> _TO BE DONE_: Report the count of lines that carry the string "text", and add nothing.
=== RECORDS FOR THE EXERCISE ===
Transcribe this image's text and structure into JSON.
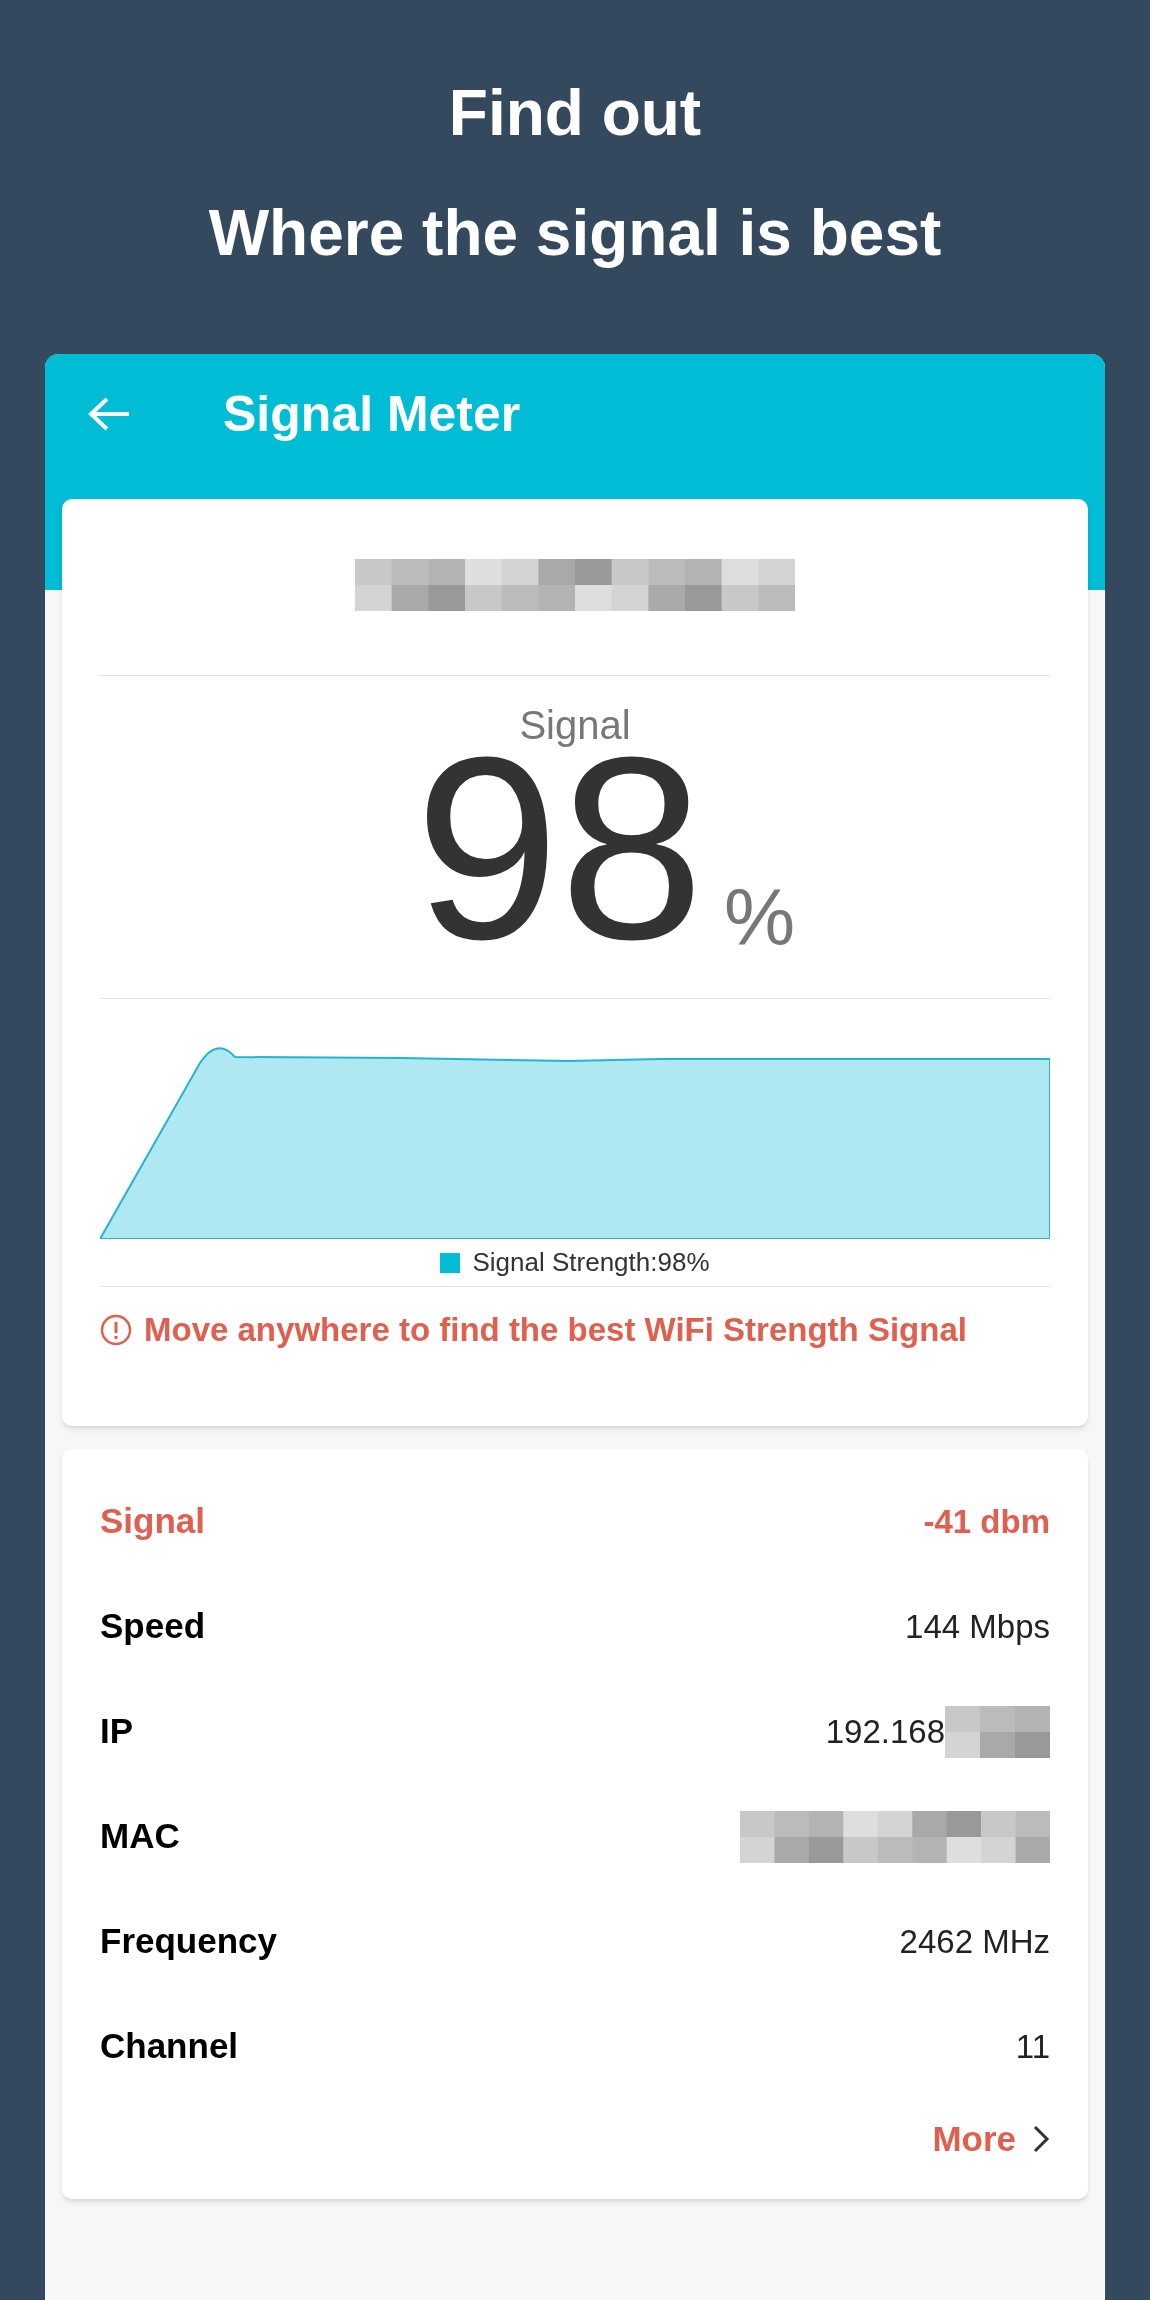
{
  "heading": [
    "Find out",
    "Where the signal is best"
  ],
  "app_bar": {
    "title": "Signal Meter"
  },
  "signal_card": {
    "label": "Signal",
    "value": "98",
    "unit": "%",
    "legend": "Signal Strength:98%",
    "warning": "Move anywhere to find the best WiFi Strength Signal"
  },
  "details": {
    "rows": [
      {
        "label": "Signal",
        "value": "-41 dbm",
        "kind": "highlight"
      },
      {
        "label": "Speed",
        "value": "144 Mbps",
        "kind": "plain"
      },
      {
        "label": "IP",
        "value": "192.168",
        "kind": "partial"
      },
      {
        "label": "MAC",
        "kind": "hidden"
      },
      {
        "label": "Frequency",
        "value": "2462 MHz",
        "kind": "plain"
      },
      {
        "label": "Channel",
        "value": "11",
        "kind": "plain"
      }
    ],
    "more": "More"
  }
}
===
=== RECORDS FOR THE EXERCISE ===
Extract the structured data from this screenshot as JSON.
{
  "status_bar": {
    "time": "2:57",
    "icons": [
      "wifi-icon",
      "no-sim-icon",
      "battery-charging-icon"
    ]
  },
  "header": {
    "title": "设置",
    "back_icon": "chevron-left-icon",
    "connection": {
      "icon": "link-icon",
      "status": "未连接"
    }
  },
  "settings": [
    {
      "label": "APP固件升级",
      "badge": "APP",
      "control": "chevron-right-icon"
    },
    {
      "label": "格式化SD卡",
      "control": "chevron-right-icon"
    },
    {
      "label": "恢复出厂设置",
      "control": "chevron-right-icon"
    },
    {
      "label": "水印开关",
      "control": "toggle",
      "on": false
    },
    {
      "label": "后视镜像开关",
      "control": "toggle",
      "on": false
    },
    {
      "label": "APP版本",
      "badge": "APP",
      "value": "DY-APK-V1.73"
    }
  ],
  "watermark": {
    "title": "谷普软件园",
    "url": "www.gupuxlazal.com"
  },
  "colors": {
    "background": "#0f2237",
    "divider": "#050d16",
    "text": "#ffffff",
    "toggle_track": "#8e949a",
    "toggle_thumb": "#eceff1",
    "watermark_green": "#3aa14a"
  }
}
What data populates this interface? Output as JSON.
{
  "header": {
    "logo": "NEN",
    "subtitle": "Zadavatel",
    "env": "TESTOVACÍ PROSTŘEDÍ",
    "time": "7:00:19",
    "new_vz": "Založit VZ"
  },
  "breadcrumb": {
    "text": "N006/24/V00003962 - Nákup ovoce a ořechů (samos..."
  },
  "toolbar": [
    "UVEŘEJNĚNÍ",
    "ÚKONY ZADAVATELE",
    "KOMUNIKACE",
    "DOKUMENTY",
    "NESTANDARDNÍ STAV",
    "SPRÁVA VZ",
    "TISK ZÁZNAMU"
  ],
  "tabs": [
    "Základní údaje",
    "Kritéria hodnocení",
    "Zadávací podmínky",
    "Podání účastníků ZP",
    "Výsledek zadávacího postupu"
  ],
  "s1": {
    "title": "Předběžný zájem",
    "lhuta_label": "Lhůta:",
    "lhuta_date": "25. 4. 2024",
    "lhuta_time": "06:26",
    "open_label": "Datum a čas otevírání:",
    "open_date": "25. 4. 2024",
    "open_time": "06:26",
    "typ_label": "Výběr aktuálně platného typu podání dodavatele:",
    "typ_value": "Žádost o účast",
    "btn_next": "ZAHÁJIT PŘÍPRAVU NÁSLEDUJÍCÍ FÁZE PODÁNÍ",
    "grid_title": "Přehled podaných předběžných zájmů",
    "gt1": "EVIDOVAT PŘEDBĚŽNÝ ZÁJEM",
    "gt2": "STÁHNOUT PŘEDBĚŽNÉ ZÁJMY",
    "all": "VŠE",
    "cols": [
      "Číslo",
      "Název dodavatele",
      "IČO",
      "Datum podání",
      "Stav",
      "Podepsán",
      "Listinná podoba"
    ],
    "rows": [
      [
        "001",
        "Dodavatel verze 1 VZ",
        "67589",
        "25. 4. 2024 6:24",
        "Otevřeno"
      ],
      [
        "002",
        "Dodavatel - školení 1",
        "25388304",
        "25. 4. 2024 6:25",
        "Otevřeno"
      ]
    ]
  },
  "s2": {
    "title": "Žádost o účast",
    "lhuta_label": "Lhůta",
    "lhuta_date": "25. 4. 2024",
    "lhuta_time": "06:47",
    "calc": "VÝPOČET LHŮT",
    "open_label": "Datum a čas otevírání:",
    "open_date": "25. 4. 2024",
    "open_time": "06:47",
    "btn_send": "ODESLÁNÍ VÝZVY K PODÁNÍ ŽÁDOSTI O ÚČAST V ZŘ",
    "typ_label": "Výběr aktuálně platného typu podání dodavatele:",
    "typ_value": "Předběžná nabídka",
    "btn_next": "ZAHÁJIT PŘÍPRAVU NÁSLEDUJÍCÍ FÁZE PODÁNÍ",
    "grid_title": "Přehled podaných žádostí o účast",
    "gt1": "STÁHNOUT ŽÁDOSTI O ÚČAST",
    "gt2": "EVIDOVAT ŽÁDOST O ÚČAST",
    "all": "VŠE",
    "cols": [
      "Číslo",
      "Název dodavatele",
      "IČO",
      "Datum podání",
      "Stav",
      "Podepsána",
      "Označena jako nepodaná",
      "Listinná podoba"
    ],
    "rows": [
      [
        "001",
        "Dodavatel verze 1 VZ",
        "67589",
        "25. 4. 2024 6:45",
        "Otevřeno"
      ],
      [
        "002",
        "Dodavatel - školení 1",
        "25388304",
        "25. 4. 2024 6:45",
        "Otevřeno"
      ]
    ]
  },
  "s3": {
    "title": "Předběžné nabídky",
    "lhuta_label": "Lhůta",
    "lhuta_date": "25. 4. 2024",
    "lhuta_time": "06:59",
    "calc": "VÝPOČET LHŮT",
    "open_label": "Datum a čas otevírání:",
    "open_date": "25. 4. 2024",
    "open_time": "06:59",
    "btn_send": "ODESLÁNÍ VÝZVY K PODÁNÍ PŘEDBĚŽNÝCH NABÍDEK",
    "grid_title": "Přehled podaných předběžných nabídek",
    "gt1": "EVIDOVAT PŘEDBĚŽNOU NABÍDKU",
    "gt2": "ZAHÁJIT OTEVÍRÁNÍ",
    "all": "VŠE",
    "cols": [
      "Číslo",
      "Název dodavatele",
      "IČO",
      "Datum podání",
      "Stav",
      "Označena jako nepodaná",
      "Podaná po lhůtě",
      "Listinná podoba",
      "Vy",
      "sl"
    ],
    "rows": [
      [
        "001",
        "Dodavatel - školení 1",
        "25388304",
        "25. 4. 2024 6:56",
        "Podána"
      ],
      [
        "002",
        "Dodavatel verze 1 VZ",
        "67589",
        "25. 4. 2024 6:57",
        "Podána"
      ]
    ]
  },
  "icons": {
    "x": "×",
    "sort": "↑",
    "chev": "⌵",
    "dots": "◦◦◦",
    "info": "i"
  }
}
===
> _CORRECT OUTPUT_: 3